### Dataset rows
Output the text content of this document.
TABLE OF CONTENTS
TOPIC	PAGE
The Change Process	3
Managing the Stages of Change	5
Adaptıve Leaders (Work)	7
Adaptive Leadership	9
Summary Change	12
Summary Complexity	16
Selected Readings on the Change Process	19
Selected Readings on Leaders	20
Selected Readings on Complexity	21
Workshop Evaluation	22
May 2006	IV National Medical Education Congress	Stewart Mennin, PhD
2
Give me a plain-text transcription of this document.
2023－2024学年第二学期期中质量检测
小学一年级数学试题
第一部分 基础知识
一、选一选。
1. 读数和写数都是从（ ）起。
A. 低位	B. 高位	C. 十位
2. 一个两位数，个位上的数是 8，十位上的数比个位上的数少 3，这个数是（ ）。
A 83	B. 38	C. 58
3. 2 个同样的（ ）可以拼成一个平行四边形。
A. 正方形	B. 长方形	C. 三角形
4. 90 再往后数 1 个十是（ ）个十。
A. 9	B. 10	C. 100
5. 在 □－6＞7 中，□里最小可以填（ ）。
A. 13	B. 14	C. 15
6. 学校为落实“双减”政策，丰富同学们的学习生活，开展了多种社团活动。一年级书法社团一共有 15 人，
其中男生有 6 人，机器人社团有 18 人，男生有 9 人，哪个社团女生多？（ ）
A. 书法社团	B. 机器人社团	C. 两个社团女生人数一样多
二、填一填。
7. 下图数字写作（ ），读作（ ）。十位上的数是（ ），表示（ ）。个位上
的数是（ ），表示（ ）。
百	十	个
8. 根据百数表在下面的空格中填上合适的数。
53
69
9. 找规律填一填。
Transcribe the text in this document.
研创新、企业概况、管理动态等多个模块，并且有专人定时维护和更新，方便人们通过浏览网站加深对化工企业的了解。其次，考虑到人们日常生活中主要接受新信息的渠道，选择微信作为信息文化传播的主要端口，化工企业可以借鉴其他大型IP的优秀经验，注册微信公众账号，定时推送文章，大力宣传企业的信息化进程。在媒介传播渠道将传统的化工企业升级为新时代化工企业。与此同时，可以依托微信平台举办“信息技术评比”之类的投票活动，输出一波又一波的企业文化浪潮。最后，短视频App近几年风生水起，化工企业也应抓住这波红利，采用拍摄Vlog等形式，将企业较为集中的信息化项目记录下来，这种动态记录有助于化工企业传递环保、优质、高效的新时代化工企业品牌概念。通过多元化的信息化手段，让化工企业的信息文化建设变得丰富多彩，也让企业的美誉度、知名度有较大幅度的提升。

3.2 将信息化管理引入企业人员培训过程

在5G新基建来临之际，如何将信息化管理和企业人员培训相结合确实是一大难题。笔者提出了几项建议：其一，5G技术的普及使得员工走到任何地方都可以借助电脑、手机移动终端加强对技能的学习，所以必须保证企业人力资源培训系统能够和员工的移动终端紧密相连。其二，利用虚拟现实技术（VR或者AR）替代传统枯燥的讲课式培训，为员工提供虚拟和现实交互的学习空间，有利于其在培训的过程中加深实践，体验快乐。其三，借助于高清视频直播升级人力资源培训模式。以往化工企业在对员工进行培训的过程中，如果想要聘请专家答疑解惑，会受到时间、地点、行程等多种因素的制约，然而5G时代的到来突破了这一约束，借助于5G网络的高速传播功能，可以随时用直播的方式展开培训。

### Task instructions
Write out every line exactly as it stands.

### Solved exercise
Output the text content of this document.
TABLE OF CONTENTS
TOPIC	PAGE
The Change Process	3
Managing the Stages of Change	5
Adaptıve Leaders (Work)	7
Adaptive Leadership	9
Summary Change	12
Summary Complexity	16
Selected Readings on the Change Process	19
Selected Readings on Leaders	20
Selected Readings on Complexity	21
Workshop Evaluation	22
May 2006	IV National Medical Education Congress	Stewart Mennin, PhD
2
Give me a plain-text transcription of this document.
2023－2024学年第二学期期中质量检测
小学一年级数学试题
第一部分 基础知识
一、选一选。
1. 读数和写数都是从（ ）起。
A. 低位	B. 高位	C. 十位
2. 一个两位数，个位上的数是 8，十位上的数比个位上的数少 3，这个数是（ ）。
A 83	B. 38	C. 58
3. 2 个同样的（ ）可以拼成一个平行四边形。
A. 正方形	B. 长方形	C. 三角形
4. 90 再往后数 1 个十是（ ）个十。
A. 9	B. 10	C. 100
5. 在 □－6＞7 中，□里最小可以填（ ）。
A. 13	B. 14	C. 15
6. 学校为落实“双减”政策，丰富同学们的学习生活，开展了多种社团活动。一年级书法社团一共有 15 人，
其中男生有 6 人，机器人社团有 18 人，男生有 9 人，哪个社团女生多？（ ）
A. 书法社团	B. 机器人社团	C. 两个社团女生人数一样多
二、填一填。
7. 下图数字写作（ ），读作（ ）。十位上的数是（ ），表示（ ）。个位上
的数是（ ），表示（ ）。
百	十	个
8. 根据百数表在下面的空格中填上合适的数。
53
69
9. 找规律填一填。
Transcribe the text in this document.
研创新、企业概况、管理动态等多个模块，并且有专人定时维护和更新，方便人们通过浏览网站加深对化工企业的了解。其次，考虑到人们日常生活中主要接受新信息的渠道，选择微信作为信息文化传播的主要端口，化工企业可以借鉴其他大型IP的优秀经验，注册微信公众账号，定时推送文章，大力宣传企业的信息化进程。在媒介传播渠道将传统的化工企业升级为新时代化工企业。与此同时，可以依托微信平台举办“信息技术评比”之类的投票活动，输出一波又一波的企业文化浪潮。最后，短视频App近几年风生水起，化工企业也应抓住这波红利，采用拍摄Vlog等形式，将企业较为集中的信息化项目记录下来，这种动态记录有助于化工企业传递环保、优质、高效的新时代化工企业品牌概念。通过多元化的信息化手段，让化工企业的信息文化建设变得丰富多彩，也让企业的美誉度、知名度有较大幅度的提升。

3.2 将信息化管理引入企业人员培训过程

在5G新基建来临之际，如何将信息化管理和企业人员培训相结合确实是一大难题。笔者提出了几项建议：其一，5G技术的普及使得员工走到任何地方都可以借助电脑、手机移动终端加强对技能的学习，所以必须保证企业人力资源培训系统能够和员工的移动终端紧密相连。其二，利用虚拟现实技术（VR或者AR）替代传统枯燥的讲课式培训，为员工提供虚拟和现实交互的学习空间，有利于其在培训的过程中加深实践，体验快乐。其三，借助于高清视频直播升级人力资源培训模式。以往化工企业在对员工进行培训的过程中，如果想要聘请专家答疑解惑，会受到时间、地点、行程等多种因素的制约，然而5G时代的到来突破了这一约束，借助于5G网络的高速传播功能，可以随时用直播的方式展开培训。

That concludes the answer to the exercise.